=== TASK BRIEF ===
Recast each line of the records below as a Markdown table with the columns No. and Entry, numbering the rows in order and omitting blank lines. Leave the pictures out of the table.

=== RECORDS SUPPLIED ===
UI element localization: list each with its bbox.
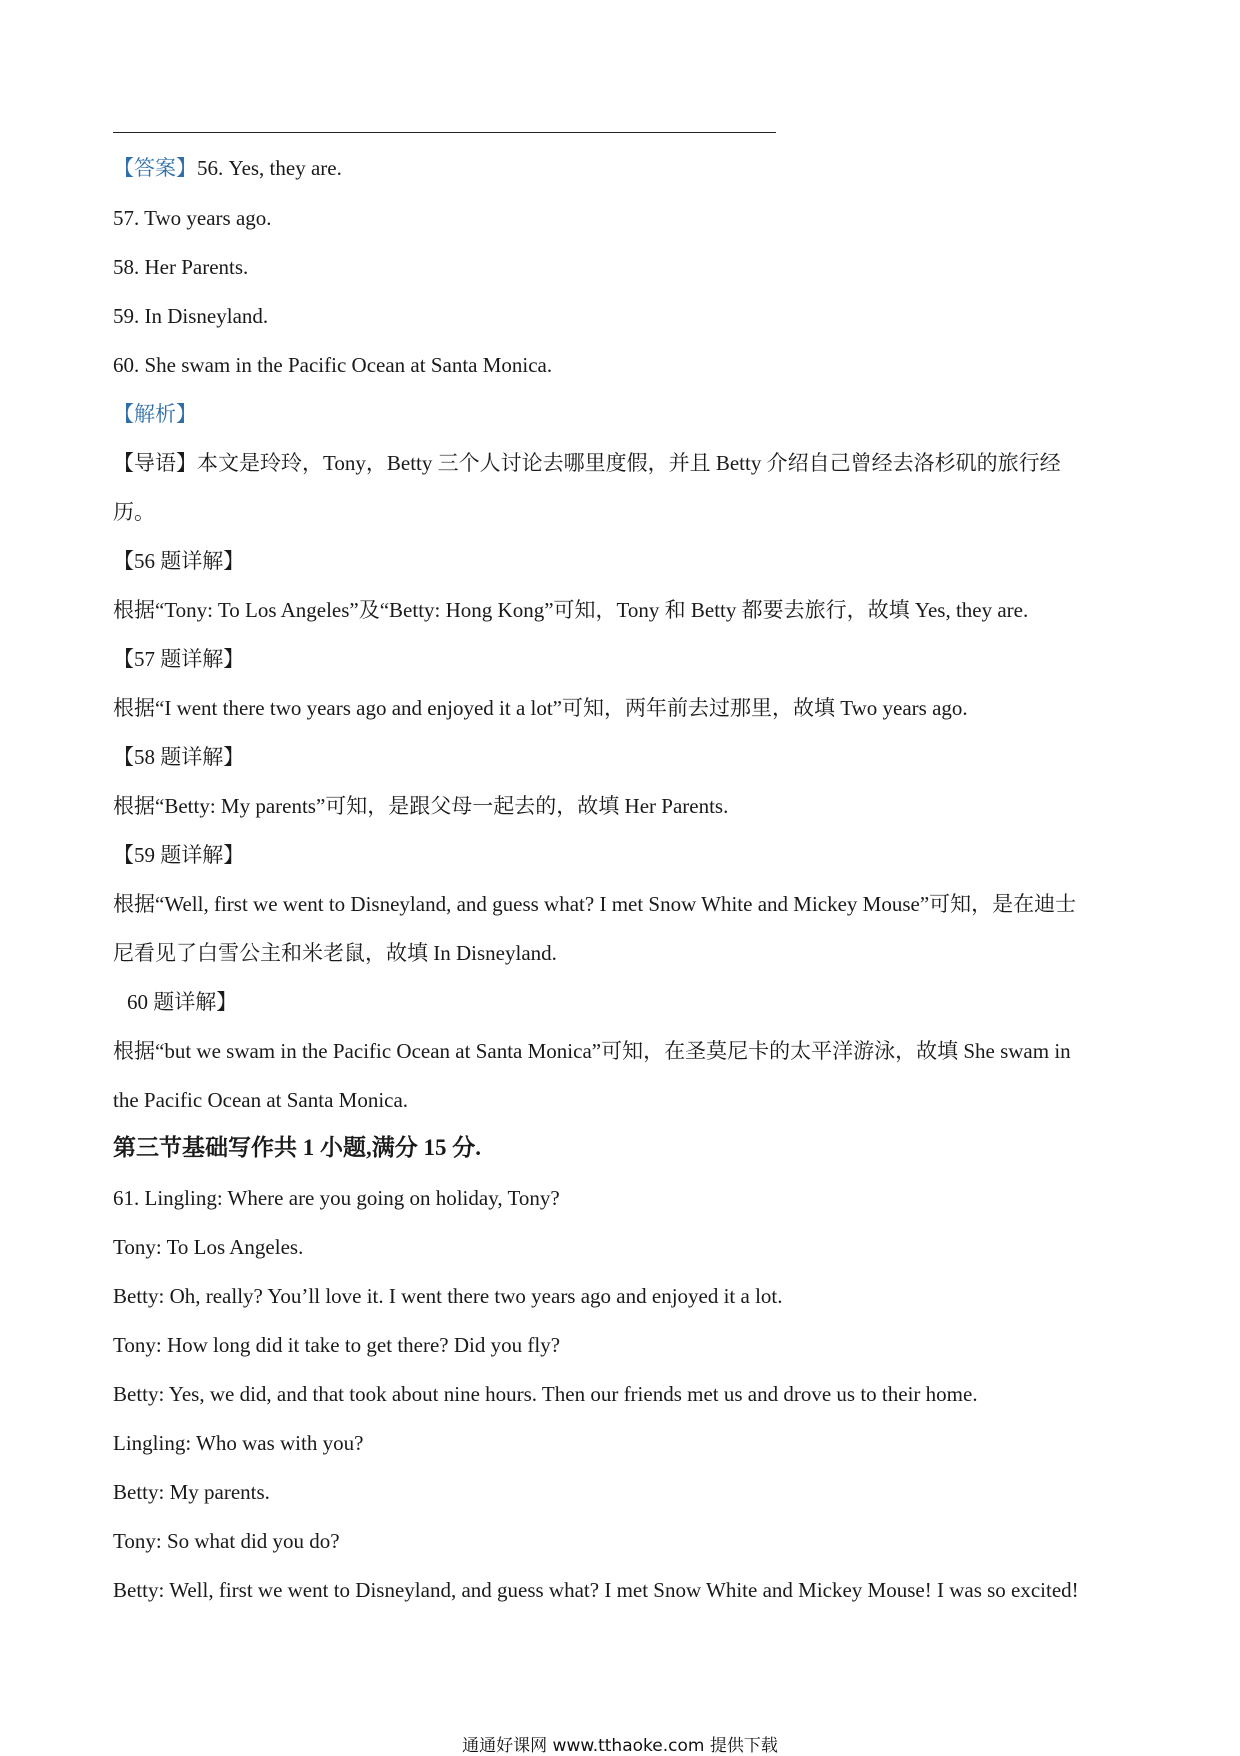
q60-text-line-1: 根据“but we swam in the Pacific Ocean at Santa Monica”可知，在圣莫尼卡的太平洋游泳，故填 She swam in	[113, 1039, 1071, 1063]
analysis-tag: 【解析】	[113, 402, 197, 426]
dialogue-line: Tony: To Los Angeles.	[113, 1235, 304, 1259]
answer-tag: 【答案】	[113, 156, 197, 180]
q59-title: 【59 题详解】	[113, 843, 245, 867]
dialogue-line: Betty: My parents.	[113, 1480, 270, 1504]
dialogue-line: Lingling: Who was with you?	[113, 1431, 364, 1455]
answer-60: 60. She swam in the Pacific Ocean at Santa Monica.	[113, 353, 553, 377]
dialogue-line: Betty: Yes, we did, and that took about nine hours. Then our friends met us and drove us to their home.	[113, 1382, 978, 1406]
dialogue-line: Tony: So what did you do?	[113, 1529, 340, 1553]
dialogue-line: Betty: Oh, really? You’ll love it. I went there two years ago and enjoyed it a lot.	[113, 1284, 783, 1308]
q60-text-line-2: the Pacific Ocean at Santa Monica.	[113, 1088, 409, 1112]
q58-title: 【58 题详解】	[113, 745, 245, 769]
dialogue-line: Betty: Well, first we went to Disneyland, and guess what? I met Snow White and Mickey Mouse! I was so excited!	[113, 1578, 1079, 1602]
q56-title: 【56 题详解】	[113, 549, 245, 573]
q58-text: 根据“Betty: My parents”可知，是跟父母一起去的，故填 Her Parents.	[113, 794, 729, 818]
dialogue-line: 61. Lingling: Where are you going on holiday, Tony?	[113, 1186, 560, 1210]
answer-56: 56. Yes, they are.	[197, 156, 342, 180]
intro-line-1: 【导语】本文是玲玲，Tony，Betty 三个人讨论去哪里度假，并且 Betty 介绍自己曾经去洛杉矶的旅行经	[113, 451, 1061, 475]
q59-text-line-2: 尼看见了白雪公主和米老鼠，故填 In Disneyland.	[113, 941, 557, 965]
answer-59: 59. In Disneyland.	[113, 304, 269, 328]
page-footer: 通通好课网 www.tthaoke.com 提供下载	[462, 1736, 778, 1756]
answer-line-56	[113, 155, 342, 181]
q59-text-line-1: 根据“Well, first we went to Disneyland, and guess what? I met Snow White and Mickey Mouse”可知，是在迪士	[113, 892, 1077, 916]
answer-57: 57. Two years ago.	[113, 206, 272, 230]
dialogue-line: Tony: How long did it take to get there? Did you fly?	[113, 1333, 561, 1357]
q57-title: 【57 题详解】	[113, 647, 245, 671]
q56-text: 根据“Tony: To Los Angeles”及“Betty: Hong Kong”可知，Tony 和 Betty 都要去旅行，故填 Yes, they are.	[113, 598, 1029, 622]
section3-heading: 第三节基础写作共 1 小题,满分 15 分.	[113, 1135, 481, 1160]
intro-line-2: 历。	[113, 500, 155, 524]
answer-58: 58. Her Parents.	[113, 255, 249, 279]
q60-title: 60 题详解】	[127, 990, 238, 1014]
top-rule	[113, 132, 776, 133]
q57-text: 根据“I went there two years ago and enjoyed it a lot”可知，两年前去过那里，故填 Two years ago.	[113, 696, 968, 720]
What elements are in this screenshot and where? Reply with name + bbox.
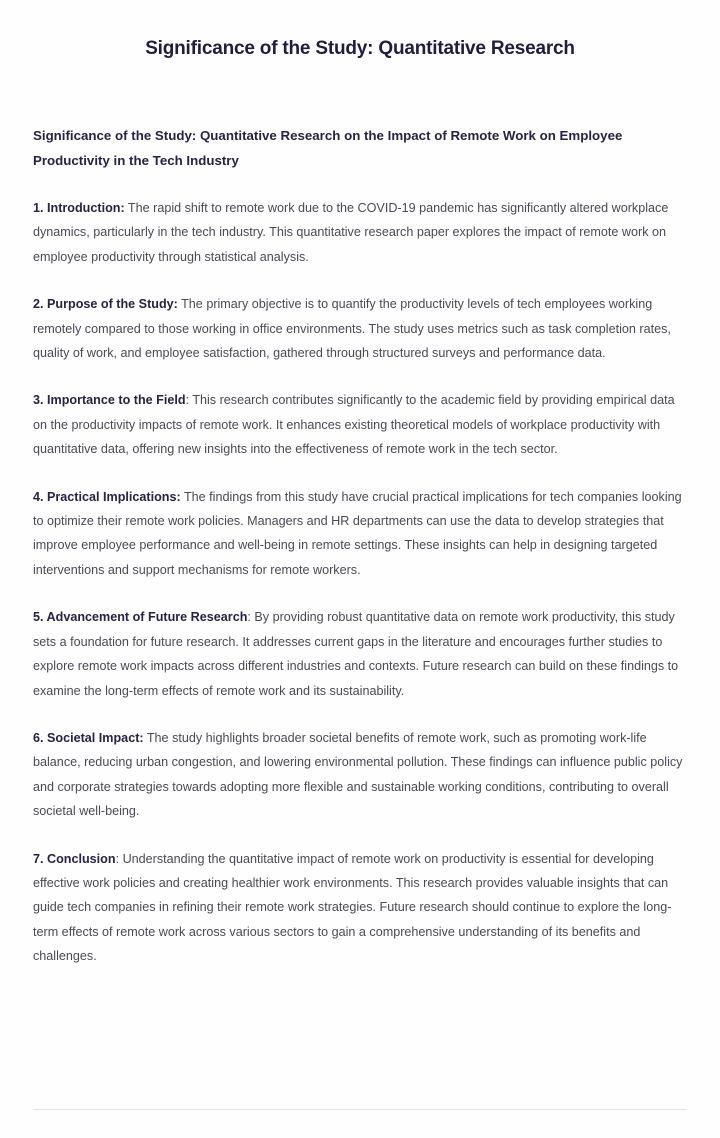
section-text: : Understanding the quantitative impact of remote work on productivity is essential for developing effective work policies and creating healthier work environments. This research provides valuable insights that can guide tech companies in refining their remote work strategies. Future research should continue to explore the long-term effects of remote work across various sectors to gain a comprehensive understanding of its benefits and challenges. [33,851,672,964]
section-importance [33,388,687,461]
section-text: The rapid shift to remote work due to the COVID-19 pandemic has significantly altered workplace dynamics, particularly in the tech industry. This quantitative research paper explores the impact of remote work on employee productivity through statistical analysis. [33,201,669,264]
section-conclusion [33,847,687,969]
section-label: 5. Advancement of Future Research [33,610,248,625]
document-body [33,124,687,992]
section-text: : By providing robust quantitative data on remote work productivity, this study sets a foundation for future research. It addresses current gaps in the literature and encourages further studies to explore remote work impacts across different industries and contexts. Future research can build on these findings to examine the long-term effects of remote work and its sustainability. [33,610,679,698]
section-societal-impact [33,726,687,824]
section-label: 2. Purpose of the Study: [33,297,178,312]
section-future-research [33,605,687,703]
section-label: 6. Societal Impact: [33,730,144,745]
section-purpose [33,292,687,365]
footer-divider [33,1109,687,1110]
section-text: The primary objective is to quantify the productivity levels of tech employees working remotely compared to those working in office environments. The study uses metrics such as task completion rates, quality of work, and employee satisfaction, gathered through structured surveys and performance data. [33,297,671,361]
document-heading: Significance of the Study: Quantitative Research on the Impact of Remote Work on Employee Productivity in the Tech Industry [33,128,623,168]
section-practical-implications [33,485,687,583]
page-title: Significance of the Study: Quantitative Research [145,38,575,59]
section-text: The findings from this study have crucial practical implications for tech companies looking to optimize their remote work policies. Managers and HR departments can use the data to develop strategies that improve employee performance and well-being in remote settings. These insights can help in designing targeted interventions and support mechanisms for remote workers. [33,489,682,577]
section-introduction [33,196,687,269]
section-label: 3. Importance to the Field [33,393,186,408]
section-text: The study highlights broader societal benefits of remote work, such as promoting work-life balance, reducing urban congestion, and lowering environmental pollution. These findings can influence public policy and corporate strategies towards adopting more flexible and sustainable working conditions, contributing to overall societal well-being. [33,730,683,819]
section-label: 4. Practical Implications: [33,489,181,504]
section-label: 7. Conclusion [33,851,116,866]
section-label: 1. Introduction: [33,201,125,215]
section-text: : This research contributes significantly to the academic field by providing empirical data on the productivity impacts of remote work. It enhances existing theoretical models of workplace productivity with quantitative data, offering new insights into the effectiveness of remote work in the tech sector. [33,393,675,457]
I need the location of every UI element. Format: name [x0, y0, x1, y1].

=== WORKED ANSWER ===
| No. | Entry |
|---|---|
| 1 | UI element localization: list each with its bbox. |
| 2 | q60-text-line-1: 根据“but we swam in the Pacific Ocean at Santa Monica”可知，在圣莫尼卡的太平洋游泳，故填 She swam in	[113, 1039, 1071, 1063] |
| 3 | analysis-tag: 【解析】	[113, 402, 197, 426] |
| 4 | dialogue-line: Tony: To Los Angeles.	[113, 1235, 304, 1259] |
| 5 | answer-tag: 【答案】	[113, 156, 197, 180] |
| 6 | q59-title: 【59 题详解】	[113, 843, 245, 867] |
| 7 | dialogue-line: Betty: My parents.	[113, 1480, 270, 1504] |
| 8 | dialogue-line: Lingling: Who was with you?	[113, 1431, 364, 1455] |
| 9 | answer-60: 60. She swam in the Pacific Ocean at Santa Monica.	[113, 353, 553, 377] |
| 10 | dialogue-line: Betty: Yes, we did, and that took about nine hours. Then our friends met us and drove us to their home.	[113, 1382, 978, 1406] |
| 11 | dialogue-line: Tony: So what did you do?	[113, 1529, 340, 1553] |
| 12 | dialogue-line: Betty: Oh, really? You’ll love it. I went there two years ago and enjoyed it a lot.	[113, 1284, 783, 1308] |
| 13 | q60-text-line-2: the Pacific Ocean at Santa Monica.	[113, 1088, 409, 1112] |
| 14 | q58-title: 【58 题详解】	[113, 745, 245, 769] |
| 15 | dialogue-line: Betty: Well, first we went to Disneyland, and guess what? I met Snow White and Mickey Mouse! I was so excited!	[113, 1578, 1079, 1602] |
| 16 | q56-title: 【56 题详解】	[113, 549, 245, 573] |
| 17 | q58-text: 根据“Betty: My parents”可知，是跟父母一起去的，故填 Her Parents.	[113, 794, 729, 818] |
| 18 | dialogue-line: 61. Lingling: Where are you going on holiday, Tony?	[113, 1186, 560, 1210] |
| 19 | answer-56: 56. Yes, they are.	[197, 156, 342, 180] |
| 20 | intro-line-1: 【导语】本文是玲玲，Tony，Betty 三个人讨论去哪里度假，并且 Betty 介绍自己曾经去洛杉矶的旅行经	[113, 451, 1061, 475] |
| 21 | q59-text-line-2: 尼看见了白雪公主和米老鼠，故填 In Disneyland.	[113, 941, 557, 965] |
| 22 | answer-59: 59. In Disneyland.	[113, 304, 269, 328] |
| 23 | page-footer: 通通好课网 www.tthaoke.com 提供下载	[462, 1736, 778, 1756] |
| 24 | answer-line-56	[113, 155, 342, 181] |
| 25 | q59-text-line-1: 根据“Well, first we went to Disneyland, and guess what? I met Snow White and Mickey Mouse”可知，是在迪士	[113, 892, 1077, 916] |
| 26 | answer-57: 57. Two years ago.	[113, 206, 272, 230] |
| 27 | dialogue-line: Tony: How long did it take to get there? Did you fly?	[113, 1333, 561, 1357] |
| 28 | q57-title: 【57 题详解】	[113, 647, 245, 671] |
| 29 | q56-text: 根据“Tony: To Los Angeles”及“Betty: Hong Kong”可知，Tony 和 Betty 都要去旅行，故填 Yes, they are.	[113, 598, 1029, 622] |
| 30 | section3-heading: 第三节基础写作共 1 小题,满分 15 分.	[113, 1135, 481, 1160] |
| 31 | intro-line-2: 历。	[113, 500, 155, 524] |
| 32 | answer-58: 58. Her Parents.	[113, 255, 249, 279] |
| 33 | q60-title: 60 题详解】	[127, 990, 238, 1014] |
| 34 | top-rule	[113, 132, 776, 133] |
| 35 | q57-text: 根据“I went there two years ago and enjoyed it a lot”可知，两年前去过那里，故填 Two years ago.	[113, 696, 968, 720] |
| 36 | What elements are in this screenshot and where? Reply with name + bbox. |
| 37 | section-text: : Understanding the quantitative impact of remote work on productivity is essential for developing effective work policies and creating healthier work environments. This research provides valuable insights that can guide tech companies in refining their remote work strategies. Future research should continue to explore the long-term effects of remote work across various sectors to gain a comprehensive understanding of its benefits and challenges. [33,851,672,964] |
| 38 | section-importance [33,388,687,461] |
| 39 | section-text: The rapid shift to remote work due to the COVID-19 pandemic has significantly altered workplace dynamics, particularly in the tech industry. This quantitative research paper explores the impact of remote work on employee productivity through statistical analysis. [33,201,669,264] |
| 40 | section-conclusion [33,847,687,969] |
| 41 | section-label: 5. Advancement of Future Research [33,610,248,625] |
| 42 | document-body [33,124,687,992] |
| 43 | section-text: : By providing robust quantitative data on remote work productivity, this study sets a foundation for future research. It addresses current gaps in the literature and encourages further studies to explore remote work impacts across different industries and contexts. Future research can build on these findings to examine the long-term effects of remote work and its sustainability. [33,610,679,698] |
| 44 | section-societal-impact [33,726,687,824] |
| 45 | section-label: 2. Purpose of the Study: [33,297,178,312] |
| 46 | section-future-research [33,605,687,703] |
| 47 | section-label: 6. Societal Impact: [33,730,144,745] |
| 48 | section-purpose [33,292,687,365] |
| 49 | footer-divider [33,1109,687,1110] |
| 50 | section-text: The primary objective is to quantify the productivity levels of tech employees working remotely compared to those working in office environments. The study uses metrics such as task completion rates, quality of work, and employee satisfaction, gathered through structured surveys and performance data. [33,297,671,361] |
| 51 | document-heading: Significance of the Study: Quantitative Research on the Impact of Remote Work on Employee Productivity in the Tech Industry [33,128,623,168] |
| 52 | section-practical-implications [33,485,687,583] |
| 53 | page-title: Significance of the Study: Quantitative Research [145,38,575,59] |
| 54 | section-text: The findings from this study have crucial practical implications for tech companies looking to optimize their remote work policies. Managers and HR departments can use the data to develop strategies that improve employee performance and well-being in remote settings. These insights can help in designing targeted interventions and support mechanisms for remote workers. [33,489,682,577] |
| 55 | section-introduction [33,196,687,269] |
| 56 | section-label: 3. Importance to the Field [33,393,186,408] |
| 57 | section-text: The study highlights broader societal benefits of remote work, such as promoting work-life balance, reducing urban congestion, and lowering environmental pollution. These findings can influence public policy and corporate strategies towards adopting more flexible and sustainable working conditions, contributing to overall societal well-being. [33,730,683,819] |
| 58 | section-label: 4. Practical Implications: [33,489,181,504] |
| 59 | section-label: 7. Conclusion [33,851,116,866] |
| 60 | section-label: 1. Introduction: [33,201,125,215] |
| 61 | section-text: : This research contributes significantly to the academic field by providing empirical data on the productivity impacts of remote work. It enhances existing theoretical models of workplace productivity with quantitative data, offering new insights into the effectiveness of remote work in the tech sector. [33,393,675,457] |
| 62 | I need the location of every UI element. Format: name [x0, y0, x1, y1]. |